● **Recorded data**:
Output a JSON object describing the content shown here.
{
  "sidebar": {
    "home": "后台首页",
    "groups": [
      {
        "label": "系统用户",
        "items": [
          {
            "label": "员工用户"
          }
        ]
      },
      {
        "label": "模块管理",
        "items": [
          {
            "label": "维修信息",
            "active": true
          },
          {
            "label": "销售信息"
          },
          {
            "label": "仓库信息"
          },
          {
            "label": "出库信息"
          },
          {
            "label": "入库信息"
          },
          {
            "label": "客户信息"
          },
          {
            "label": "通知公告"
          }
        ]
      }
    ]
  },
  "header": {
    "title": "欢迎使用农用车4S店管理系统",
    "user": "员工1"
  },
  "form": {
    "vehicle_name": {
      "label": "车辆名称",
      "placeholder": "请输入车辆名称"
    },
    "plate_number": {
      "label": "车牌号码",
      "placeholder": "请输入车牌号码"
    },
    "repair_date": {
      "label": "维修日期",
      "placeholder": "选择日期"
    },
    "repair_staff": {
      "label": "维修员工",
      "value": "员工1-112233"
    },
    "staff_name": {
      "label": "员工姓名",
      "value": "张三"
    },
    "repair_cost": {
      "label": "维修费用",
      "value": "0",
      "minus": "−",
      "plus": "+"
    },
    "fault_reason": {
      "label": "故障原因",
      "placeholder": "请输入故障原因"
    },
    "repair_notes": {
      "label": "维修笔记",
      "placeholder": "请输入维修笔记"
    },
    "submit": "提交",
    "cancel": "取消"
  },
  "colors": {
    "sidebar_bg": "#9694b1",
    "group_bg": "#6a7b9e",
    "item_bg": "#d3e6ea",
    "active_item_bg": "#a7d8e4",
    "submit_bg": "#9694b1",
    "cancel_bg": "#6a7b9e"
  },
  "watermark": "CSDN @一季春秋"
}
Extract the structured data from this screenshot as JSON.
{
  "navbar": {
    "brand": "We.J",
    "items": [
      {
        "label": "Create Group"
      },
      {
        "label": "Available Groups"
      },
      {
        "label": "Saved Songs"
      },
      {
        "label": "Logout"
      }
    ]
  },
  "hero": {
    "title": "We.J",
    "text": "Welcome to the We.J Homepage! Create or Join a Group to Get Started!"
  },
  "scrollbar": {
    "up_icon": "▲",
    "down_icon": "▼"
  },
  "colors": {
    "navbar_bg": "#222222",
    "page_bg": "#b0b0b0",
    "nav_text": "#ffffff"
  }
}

● **Problem to solve**:
Write out exactly the lines starting with the one that holds "Extract the structured" and running through the last line above.

● **Task answer**:
Extract the structured data from this screenshot as JSON.
{
  "navbar": {
    "brand": "We.J",
    "items": [
      {
        "label": "Create Group"
      },
      {
        "label": "Available Groups"
      },
      {
        "label": "Saved Songs"
      },
      {
        "label": "Logout"
      }
    ]
  },
  "hero": {
    "title": "We.J",
    "text": "Welcome to the We.J Homepage! Create or Join a Group to Get Started!"
  },
  "scrollbar": {
    "up_icon": "▲",
    "down_icon": "▼"
  },
  "colors": {
    "navbar_bg": "#222222",
    "page_bg": "#b0b0b0",
    "nav_text": "#ffffff"
  }
}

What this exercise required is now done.